> [Exercise inputs]:
::::
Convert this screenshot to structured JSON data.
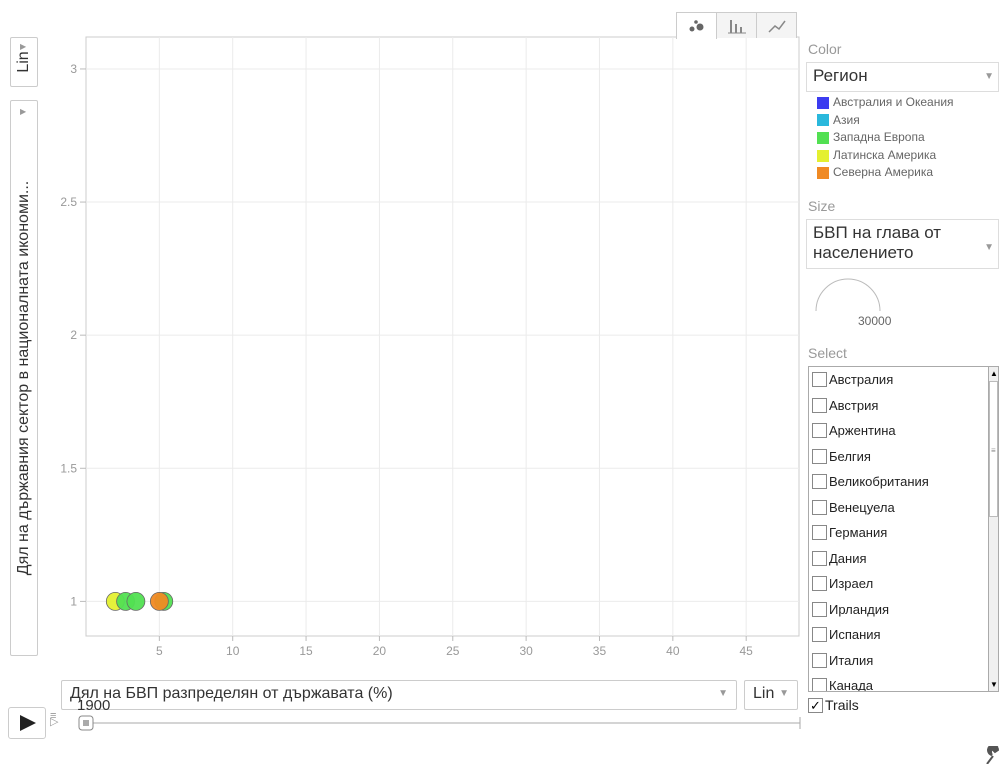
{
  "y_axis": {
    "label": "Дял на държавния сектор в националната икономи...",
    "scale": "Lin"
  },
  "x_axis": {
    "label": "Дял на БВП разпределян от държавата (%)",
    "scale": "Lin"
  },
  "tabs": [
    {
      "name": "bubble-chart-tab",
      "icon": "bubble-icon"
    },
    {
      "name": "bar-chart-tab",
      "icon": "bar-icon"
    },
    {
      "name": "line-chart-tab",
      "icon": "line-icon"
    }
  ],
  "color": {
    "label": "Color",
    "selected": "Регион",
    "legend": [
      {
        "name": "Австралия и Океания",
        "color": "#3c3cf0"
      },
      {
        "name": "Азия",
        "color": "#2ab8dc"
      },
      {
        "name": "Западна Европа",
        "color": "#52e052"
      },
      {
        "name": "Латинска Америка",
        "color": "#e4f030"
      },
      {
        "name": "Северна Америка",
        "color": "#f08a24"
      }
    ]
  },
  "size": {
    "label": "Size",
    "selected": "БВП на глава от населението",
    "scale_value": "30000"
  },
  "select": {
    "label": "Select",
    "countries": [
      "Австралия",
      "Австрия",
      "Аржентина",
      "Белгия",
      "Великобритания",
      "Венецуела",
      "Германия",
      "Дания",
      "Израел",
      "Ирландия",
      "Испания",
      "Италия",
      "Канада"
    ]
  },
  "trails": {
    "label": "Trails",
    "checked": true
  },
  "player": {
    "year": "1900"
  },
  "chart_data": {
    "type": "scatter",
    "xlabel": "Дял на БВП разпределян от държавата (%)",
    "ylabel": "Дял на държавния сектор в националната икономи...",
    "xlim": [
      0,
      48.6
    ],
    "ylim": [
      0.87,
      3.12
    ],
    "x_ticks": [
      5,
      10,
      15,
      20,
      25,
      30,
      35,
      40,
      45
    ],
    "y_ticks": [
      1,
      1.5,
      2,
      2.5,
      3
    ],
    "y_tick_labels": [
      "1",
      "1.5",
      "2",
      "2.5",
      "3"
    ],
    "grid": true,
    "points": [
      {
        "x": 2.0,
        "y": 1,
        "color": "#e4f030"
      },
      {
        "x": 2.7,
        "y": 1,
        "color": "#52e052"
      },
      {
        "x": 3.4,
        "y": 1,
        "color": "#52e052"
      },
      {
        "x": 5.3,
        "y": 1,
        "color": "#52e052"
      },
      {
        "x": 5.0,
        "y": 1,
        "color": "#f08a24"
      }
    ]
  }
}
::::
> [Exercise description]:
Return the records exactly. Don't carry the pictures over.

> [Output for this exercise]:
Convert this screenshot to structured JSON data.
{
  "y_axis": {
    "label": "Дял на държавния сектор в националната икономи...",
    "scale": "Lin"
  },
  "x_axis": {
    "label": "Дял на БВП разпределян от държавата (%)",
    "scale": "Lin"
  },
  "tabs": [
    {
      "name": "bubble-chart-tab",
      "icon": "bubble-icon"
    },
    {
      "name": "bar-chart-tab",
      "icon": "bar-icon"
    },
    {
      "name": "line-chart-tab",
      "icon": "line-icon"
    }
  ],
  "color": {
    "label": "Color",
    "selected": "Регион",
    "legend": [
      {
        "name": "Австралия и Океания",
        "color": "#3c3cf0"
      },
      {
        "name": "Азия",
        "color": "#2ab8dc"
      },
      {
        "name": "Западна Европа",
        "color": "#52e052"
      },
      {
        "name": "Латинска Америка",
        "color": "#e4f030"
      },
      {
        "name": "Северна Америка",
        "color": "#f08a24"
      }
    ]
  },
  "size": {
    "label": "Size",
    "selected": "БВП на глава от населението",
    "scale_value": "30000"
  },
  "select": {
    "label": "Select",
    "countries": [
      "Австралия",
      "Австрия",
      "Аржентина",
      "Белгия",
      "Великобритания",
      "Венецуела",
      "Германия",
      "Дания",
      "Израел",
      "Ирландия",
      "Испания",
      "Италия",
      "Канада"
    ]
  },
  "trails": {
    "label": "Trails",
    "checked": true
  },
  "player": {
    "year": "1900"
  },
  "chart_data": {
    "type": "scatter",
    "xlabel": "Дял на БВП разпределян от държавата (%)",
    "ylabel": "Дял на държавния сектор в националната икономи...",
    "xlim": [
      0,
      48.6
    ],
    "ylim": [
      0.87,
      3.12
    ],
    "x_ticks": [
      5,
      10,
      15,
      20,
      25,
      30,
      35,
      40,
      45
    ],
    "y_ticks": [
      1,
      1.5,
      2,
      2.5,
      3
    ],
    "y_tick_labels": [
      "1",
      "1.5",
      "2",
      "2.5",
      "3"
    ],
    "grid": true,
    "points": [
      {
        "x": 2.0,
        "y": 1,
        "color": "#e4f030"
      },
      {
        "x": 2.7,
        "y": 1,
        "color": "#52e052"
      },
      {
        "x": 3.4,
        "y": 1,
        "color": "#52e052"
      },
      {
        "x": 5.3,
        "y": 1,
        "color": "#52e052"
      },
      {
        "x": 5.0,
        "y": 1,
        "color": "#f08a24"
      }
    ]
  }
}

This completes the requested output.